## Consigne
Traduisez en anglais la phrase suivante du texte source : « Leur prise en charge commence souvent par ce genre d’appel. »

## Texte source

-=-=-=-=-

Dans le bureau de l’association Hile à Tel-Aviv, le téléphone de la ligne d’assistance sonne. Un bénévole répond. « Vous pouvez parler plus fort ? Je ne vous entends pas ! ». Mais à l’autre bout du fil, la conversation doit se continuer à voie basse. Le jeune homme a 21 ans, il appelle d’une cabine téléphonique à Bnei Brak, la ville où est concentrée la plus grande communauté ultra-orthodoxe d’Israël. Son téléphone portable est casher. Cela veut dire que son opérateur a bloqué plusieurs numéros, dont celui de l’association Hile. Une association qui aide les jeunes religieux désireux de quitter la communauté haredi, ultra-orthodoxe. En hébreu on les appelle, les yotsim, littéralement les « sortis ». Chaque année, Hile traite 400 demandes. « Mais ils sont sans doute plus nombreux à sortir chaque année », explique Sarit de l’association. Leur prise en charge commence souvent par ce genre d’appel. Des appels de détresse, passés en cachette, la peur au ventre. « On leur dit de prendre du temps, de réfléchir », explique Sarit.

La plupart des jeunes quittant cette communauté ultra-fermée sont surtout attirés par le mode de vie des laïcs, qu’ils fantasment comme moins contraignant. Mais le premier motif de « sortie » est théologique : certains perdent tout simplement la foi, et leur monde s’écroule. Jusqu’à ses 17 ans, Aryeh portait la kippa, une chemise blanche, un pantalon noir, et les payos, les deux grandes mèches de cheveux spiralées qui encadrent le visage des juifs haredim. « J’ai toujours su que quelque chose ne tournait pas rond chez moi, en fait c’était tout simplement le fait que je ne croyais pas », explique Aryeh. À 23 ans, il rêve aujourd’hui de devenir chef dans un grand restaurant, « pas casher de préférence », tient-il à préciser. À l’adolescence Aryeh a goûté en douce aux interdits : la télévision, les romans, les cafés, les bars, l’alcool et un peu la drogue. Un pied dedans, un pied dehors. Mais rapidement la famille d’Aryeh, qui vit dans le très religieux quartier de Ramot à Jérusalem, sacrifie à la peur du « qu’en dira-t-on » à l’amour qu’ils portent à leur plus jeune fils. Il est chassé de chez lui à 17 ans. Ils ne se parleront plus pendant trois sans. Si Aryeh a aujourd’hui quelques contacts avec ses parents, la majorité des « sortis », sont définitivement reniés par leurs familles, qui les considèrent au mieux comme « perdus » au pire comme « morts ». « Certaines communautés intégristes, prononcent le kaddish, la prière pour les morts, quand leur enfant leur annonce qu’il ne croit plus ou qu’il n’est plus religieux », confirme Sarit de l’association Hile.

-=-=-=-=-

## Données fournies
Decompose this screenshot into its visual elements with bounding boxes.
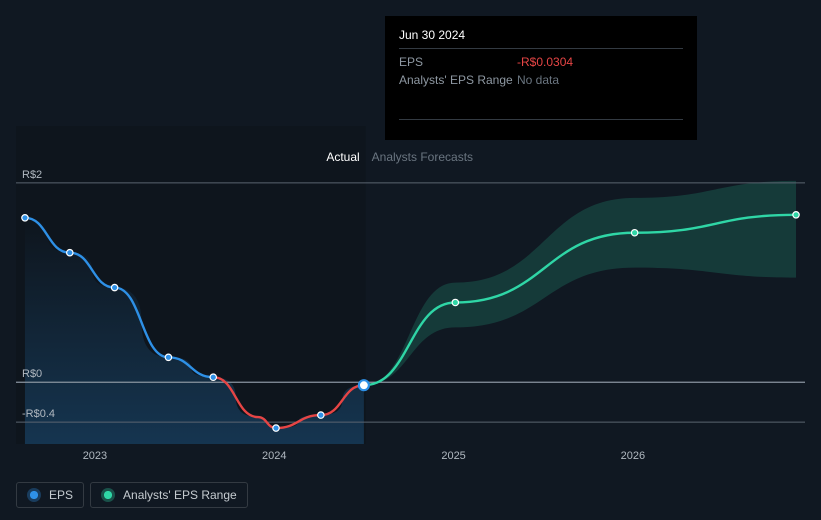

-=-=-=-=-

## Réponse attendue
Their support often begins with this kind of call.